● The request
Print out each record below, unaltered and complete, without its images.

● Data provided
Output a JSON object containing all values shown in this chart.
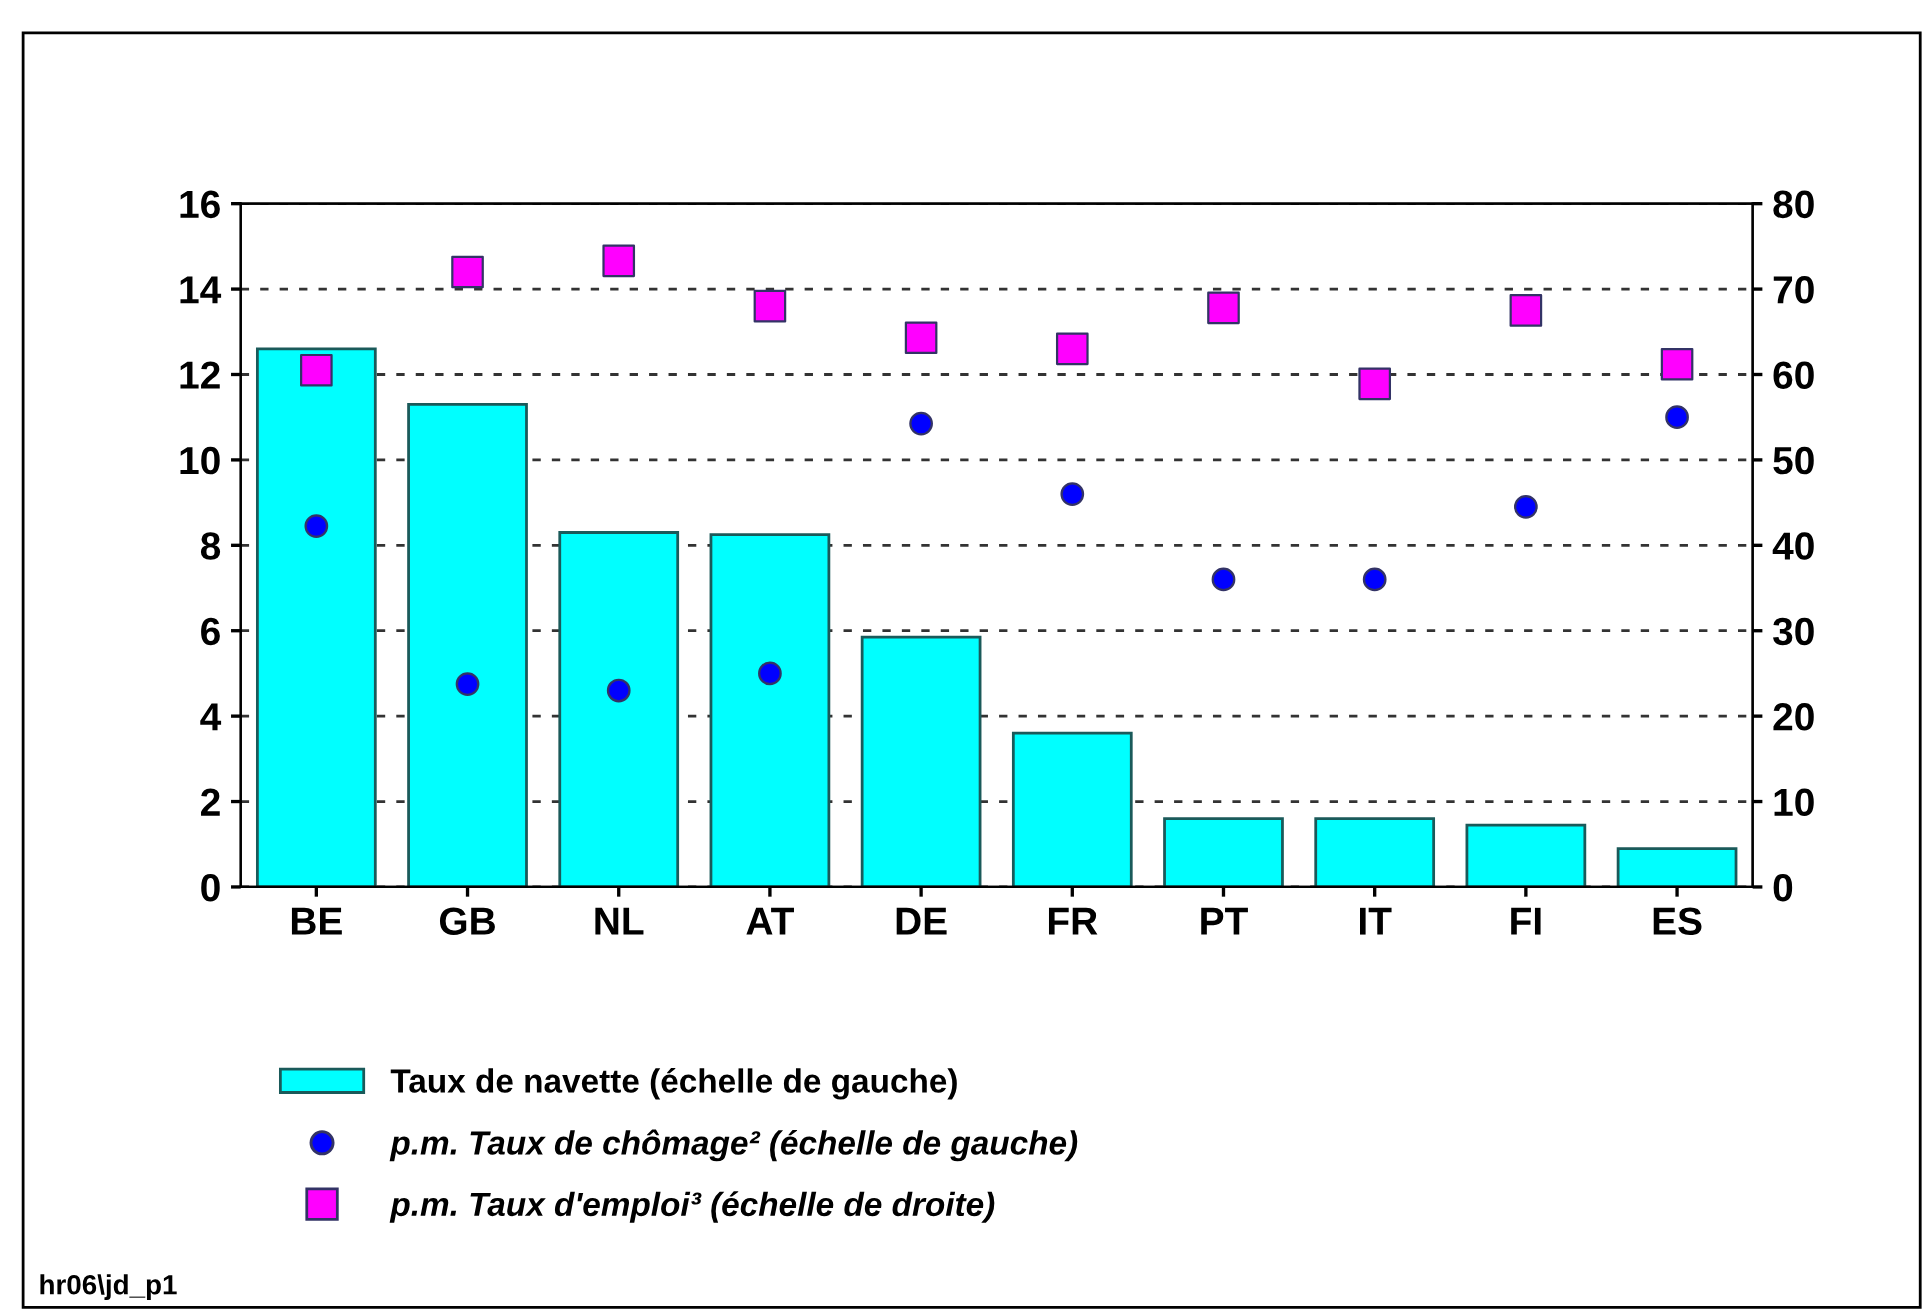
{
  "chart_data": {
    "type": "bar",
    "categories": [
      "BE",
      "GB",
      "NL",
      "AT",
      "DE",
      "FR",
      "PT",
      "IT",
      "FI",
      "ES"
    ],
    "series": [
      {
        "name": "Taux de navette (échelle de gauche)",
        "color": "#00ffff",
        "values": [
          12.6,
          11.3,
          8.3,
          8.25,
          5.85,
          3.6,
          1.6,
          1.6,
          1.45,
          0.9
        ]
      },
      {
        "name": "p.m. Taux de chômage² (échelle de gauche)",
        "type": "scatter",
        "marker": "circle",
        "color": "#0000ff",
        "values": [
          8.45,
          4.75,
          4.6,
          5.0,
          10.85,
          9.2,
          7.2,
          7.2,
          8.9,
          11.0
        ]
      },
      {
        "name": "p.m. Taux d'emploi³ (échelle de droite)",
        "type": "scatter",
        "marker": "square",
        "axis": "y2",
        "color": "#ff00ff",
        "values": [
          60.5,
          72,
          73.3,
          68,
          64.3,
          63,
          67.8,
          58.9,
          67.5,
          61.2
        ]
      }
    ],
    "ylim": [
      0,
      16
    ],
    "yticks": [
      0,
      2,
      4,
      6,
      8,
      10,
      12,
      14,
      16
    ],
    "y2lim": [
      0,
      80
    ],
    "y2ticks": [
      0,
      10,
      20,
      30,
      40,
      50,
      60,
      70,
      80
    ],
    "grid": "y",
    "legend": "bottom",
    "annotations": [
      "hr06\\jd_p1"
    ]
  }
}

● Expected answer
Output a JSON object containing all values shown in this chart.
{
  "chart_data": {
    "type": "bar",
    "categories": [
      "BE",
      "GB",
      "NL",
      "AT",
      "DE",
      "FR",
      "PT",
      "IT",
      "FI",
      "ES"
    ],
    "series": [
      {
        "name": "Taux de navette (échelle de gauche)",
        "color": "#00ffff",
        "values": [
          12.6,
          11.3,
          8.3,
          8.25,
          5.85,
          3.6,
          1.6,
          1.6,
          1.45,
          0.9
        ]
      },
      {
        "name": "p.m. Taux de chômage² (échelle de gauche)",
        "type": "scatter",
        "marker": "circle",
        "color": "#0000ff",
        "values": [
          8.45,
          4.75,
          4.6,
          5.0,
          10.85,
          9.2,
          7.2,
          7.2,
          8.9,
          11.0
        ]
      },
      {
        "name": "p.m. Taux d'emploi³ (échelle de droite)",
        "type": "scatter",
        "marker": "square",
        "axis": "y2",
        "color": "#ff00ff",
        "values": [
          60.5,
          72,
          73.3,
          68,
          64.3,
          63,
          67.8,
          58.9,
          67.5,
          61.2
        ]
      }
    ],
    "ylim": [
      0,
      16
    ],
    "yticks": [
      0,
      2,
      4,
      6,
      8,
      10,
      12,
      14,
      16
    ],
    "y2lim": [
      0,
      80
    ],
    "y2ticks": [
      0,
      10,
      20,
      30,
      40,
      50,
      60,
      70,
      80
    ],
    "grid": "y",
    "legend": "bottom",
    "annotations": [
      "hr06\\jd_p1"
    ]
  }
}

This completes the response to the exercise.